Set task – Below are the records; locate each line with the word "bilan" and copy it.

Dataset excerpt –
• • • •

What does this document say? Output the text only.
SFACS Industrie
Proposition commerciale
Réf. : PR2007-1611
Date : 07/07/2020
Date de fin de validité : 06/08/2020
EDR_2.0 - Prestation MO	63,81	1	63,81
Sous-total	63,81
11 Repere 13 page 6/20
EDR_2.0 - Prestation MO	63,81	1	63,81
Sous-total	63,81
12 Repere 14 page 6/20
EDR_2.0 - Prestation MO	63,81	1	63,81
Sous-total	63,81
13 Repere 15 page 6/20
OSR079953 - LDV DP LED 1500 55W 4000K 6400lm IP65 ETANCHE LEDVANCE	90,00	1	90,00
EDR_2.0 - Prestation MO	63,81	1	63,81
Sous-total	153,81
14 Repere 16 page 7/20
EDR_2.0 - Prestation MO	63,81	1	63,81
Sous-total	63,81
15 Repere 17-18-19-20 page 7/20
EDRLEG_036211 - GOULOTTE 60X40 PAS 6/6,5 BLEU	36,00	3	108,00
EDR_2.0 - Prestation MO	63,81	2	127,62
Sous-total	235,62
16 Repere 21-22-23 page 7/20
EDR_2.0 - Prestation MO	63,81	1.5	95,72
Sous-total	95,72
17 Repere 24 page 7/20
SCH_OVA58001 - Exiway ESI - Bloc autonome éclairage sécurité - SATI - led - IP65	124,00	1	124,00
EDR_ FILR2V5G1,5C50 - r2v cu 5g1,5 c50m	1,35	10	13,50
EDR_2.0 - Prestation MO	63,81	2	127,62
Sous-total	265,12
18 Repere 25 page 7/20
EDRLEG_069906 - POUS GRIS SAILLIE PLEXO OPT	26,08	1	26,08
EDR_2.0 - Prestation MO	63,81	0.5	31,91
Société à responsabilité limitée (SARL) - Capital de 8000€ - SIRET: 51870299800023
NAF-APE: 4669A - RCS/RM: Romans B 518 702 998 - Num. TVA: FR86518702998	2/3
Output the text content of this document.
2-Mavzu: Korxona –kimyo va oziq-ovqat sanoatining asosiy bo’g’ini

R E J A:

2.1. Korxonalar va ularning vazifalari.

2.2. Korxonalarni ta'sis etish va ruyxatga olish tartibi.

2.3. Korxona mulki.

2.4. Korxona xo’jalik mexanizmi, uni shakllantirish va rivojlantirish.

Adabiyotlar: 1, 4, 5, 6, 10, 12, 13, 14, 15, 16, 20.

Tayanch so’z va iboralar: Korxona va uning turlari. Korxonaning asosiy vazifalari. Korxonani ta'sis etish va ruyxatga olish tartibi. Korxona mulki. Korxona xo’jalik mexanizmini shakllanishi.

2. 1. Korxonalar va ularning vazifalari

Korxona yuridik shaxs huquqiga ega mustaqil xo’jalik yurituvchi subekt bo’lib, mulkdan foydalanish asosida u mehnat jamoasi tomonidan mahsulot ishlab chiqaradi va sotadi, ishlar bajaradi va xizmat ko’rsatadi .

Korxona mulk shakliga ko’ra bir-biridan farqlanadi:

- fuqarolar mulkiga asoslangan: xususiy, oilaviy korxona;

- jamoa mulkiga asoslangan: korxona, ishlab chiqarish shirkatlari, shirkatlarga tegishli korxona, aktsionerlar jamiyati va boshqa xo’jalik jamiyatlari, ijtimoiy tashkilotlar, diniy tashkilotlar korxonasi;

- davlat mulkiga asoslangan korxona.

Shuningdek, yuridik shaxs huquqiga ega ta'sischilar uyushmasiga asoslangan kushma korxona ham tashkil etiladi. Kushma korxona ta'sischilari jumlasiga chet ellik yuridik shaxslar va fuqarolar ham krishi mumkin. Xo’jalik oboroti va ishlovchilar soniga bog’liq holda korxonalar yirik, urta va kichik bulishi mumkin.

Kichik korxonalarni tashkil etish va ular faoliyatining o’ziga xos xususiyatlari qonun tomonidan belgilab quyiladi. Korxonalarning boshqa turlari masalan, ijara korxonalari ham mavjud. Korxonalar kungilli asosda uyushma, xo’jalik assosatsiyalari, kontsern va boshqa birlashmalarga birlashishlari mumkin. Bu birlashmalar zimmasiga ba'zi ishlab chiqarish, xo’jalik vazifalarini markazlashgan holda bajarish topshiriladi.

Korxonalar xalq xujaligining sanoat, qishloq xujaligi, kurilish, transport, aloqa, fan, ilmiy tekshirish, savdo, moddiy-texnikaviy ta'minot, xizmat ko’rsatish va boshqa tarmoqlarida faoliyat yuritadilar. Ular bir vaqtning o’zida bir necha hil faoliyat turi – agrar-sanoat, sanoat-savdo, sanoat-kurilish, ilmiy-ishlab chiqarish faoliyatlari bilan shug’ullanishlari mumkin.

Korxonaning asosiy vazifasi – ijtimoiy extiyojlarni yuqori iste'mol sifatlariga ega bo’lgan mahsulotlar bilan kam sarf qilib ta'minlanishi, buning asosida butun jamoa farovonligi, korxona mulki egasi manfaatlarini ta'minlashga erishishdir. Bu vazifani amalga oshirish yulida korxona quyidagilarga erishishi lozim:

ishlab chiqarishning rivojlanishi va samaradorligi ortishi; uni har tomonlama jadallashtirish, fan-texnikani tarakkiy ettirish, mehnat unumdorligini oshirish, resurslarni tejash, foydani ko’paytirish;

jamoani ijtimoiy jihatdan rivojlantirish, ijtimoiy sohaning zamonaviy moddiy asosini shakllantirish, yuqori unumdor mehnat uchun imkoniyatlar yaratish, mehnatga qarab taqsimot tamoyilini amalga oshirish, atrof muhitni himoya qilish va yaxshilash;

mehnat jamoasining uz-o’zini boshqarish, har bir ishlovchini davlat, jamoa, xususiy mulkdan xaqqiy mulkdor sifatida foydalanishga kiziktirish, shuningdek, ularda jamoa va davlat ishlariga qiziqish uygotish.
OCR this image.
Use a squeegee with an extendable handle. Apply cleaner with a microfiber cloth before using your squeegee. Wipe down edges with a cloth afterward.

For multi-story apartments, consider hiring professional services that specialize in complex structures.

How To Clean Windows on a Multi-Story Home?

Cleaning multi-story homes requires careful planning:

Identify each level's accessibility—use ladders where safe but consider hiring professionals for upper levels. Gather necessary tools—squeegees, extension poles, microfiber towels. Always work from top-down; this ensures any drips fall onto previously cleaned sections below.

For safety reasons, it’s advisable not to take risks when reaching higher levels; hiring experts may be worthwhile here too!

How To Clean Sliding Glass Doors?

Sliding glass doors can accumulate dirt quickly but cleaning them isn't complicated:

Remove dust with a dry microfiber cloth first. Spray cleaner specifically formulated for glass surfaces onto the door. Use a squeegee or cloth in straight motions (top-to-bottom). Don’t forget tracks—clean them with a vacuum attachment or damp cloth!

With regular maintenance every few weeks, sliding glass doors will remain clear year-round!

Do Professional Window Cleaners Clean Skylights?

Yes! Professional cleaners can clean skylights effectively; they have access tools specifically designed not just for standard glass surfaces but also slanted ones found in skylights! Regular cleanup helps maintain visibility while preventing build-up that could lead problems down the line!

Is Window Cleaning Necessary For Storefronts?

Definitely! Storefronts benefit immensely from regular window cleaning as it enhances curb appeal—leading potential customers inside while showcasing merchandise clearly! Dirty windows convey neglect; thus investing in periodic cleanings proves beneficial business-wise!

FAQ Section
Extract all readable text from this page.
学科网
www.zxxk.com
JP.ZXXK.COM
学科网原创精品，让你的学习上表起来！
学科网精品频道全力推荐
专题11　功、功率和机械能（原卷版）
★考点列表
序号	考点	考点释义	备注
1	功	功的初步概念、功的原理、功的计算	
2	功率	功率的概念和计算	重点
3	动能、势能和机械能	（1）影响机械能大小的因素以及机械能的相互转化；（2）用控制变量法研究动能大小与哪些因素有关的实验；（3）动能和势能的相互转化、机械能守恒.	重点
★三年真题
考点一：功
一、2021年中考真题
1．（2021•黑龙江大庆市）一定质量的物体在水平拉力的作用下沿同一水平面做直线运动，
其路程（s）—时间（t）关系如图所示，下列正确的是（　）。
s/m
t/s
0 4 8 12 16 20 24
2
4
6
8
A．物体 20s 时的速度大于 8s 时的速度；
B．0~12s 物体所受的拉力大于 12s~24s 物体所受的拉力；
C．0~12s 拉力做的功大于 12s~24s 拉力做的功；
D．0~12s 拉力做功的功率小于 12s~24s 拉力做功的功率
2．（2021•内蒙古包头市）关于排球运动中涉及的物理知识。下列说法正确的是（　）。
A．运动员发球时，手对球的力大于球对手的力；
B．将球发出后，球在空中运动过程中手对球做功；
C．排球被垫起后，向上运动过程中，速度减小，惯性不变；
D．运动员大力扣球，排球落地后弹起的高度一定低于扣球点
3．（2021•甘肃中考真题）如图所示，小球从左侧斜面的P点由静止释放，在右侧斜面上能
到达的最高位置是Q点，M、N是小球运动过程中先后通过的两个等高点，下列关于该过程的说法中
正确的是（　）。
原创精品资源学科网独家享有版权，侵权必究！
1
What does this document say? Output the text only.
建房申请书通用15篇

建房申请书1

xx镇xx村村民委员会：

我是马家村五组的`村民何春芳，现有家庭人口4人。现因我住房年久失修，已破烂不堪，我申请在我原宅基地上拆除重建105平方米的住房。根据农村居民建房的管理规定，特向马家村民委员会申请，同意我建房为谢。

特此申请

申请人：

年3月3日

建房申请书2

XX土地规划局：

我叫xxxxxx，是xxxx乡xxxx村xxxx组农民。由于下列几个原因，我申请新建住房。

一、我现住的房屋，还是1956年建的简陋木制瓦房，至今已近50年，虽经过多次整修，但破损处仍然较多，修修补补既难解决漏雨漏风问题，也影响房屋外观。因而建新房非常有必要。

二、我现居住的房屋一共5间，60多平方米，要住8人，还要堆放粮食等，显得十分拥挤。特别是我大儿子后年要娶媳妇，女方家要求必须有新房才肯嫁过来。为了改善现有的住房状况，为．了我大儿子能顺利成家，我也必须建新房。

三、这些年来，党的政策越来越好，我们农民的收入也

• • • •

Written solution –
Korxonalar xalq xujaligining sanoat, qishloq xujaligi, kurilish, transport, aloqa, fan, ilmiy tekshirish, savdo, moddiy-texnikaviy ta'minot, xizmat ko’rsatish va boshqa tarmoqlarida faoliyat yuritadilar. Ular bir vaqtning o’zida bir necha hil faoliyat turi – agrar-sanoat, sanoat-savdo, sanoat-kurilish, ilmiy-ishlab chiqarish faoliyatlari bilan shug’ullanishlari mumkin.
Korxonaning asosiy vazifasi – ijtimoiy extiyojlarni yuqori iste'mol sifatlariga ega bo’lgan mahsulotlar bilan kam sarf qilib ta'minlanishi, buning asosida butun jamoa farovonligi, korxona mulki egasi manfaatlarini ta'minlashga erishishdir. Bu vazifani amalga oshirish yulida korxona quyidagilarga erishishi lozim:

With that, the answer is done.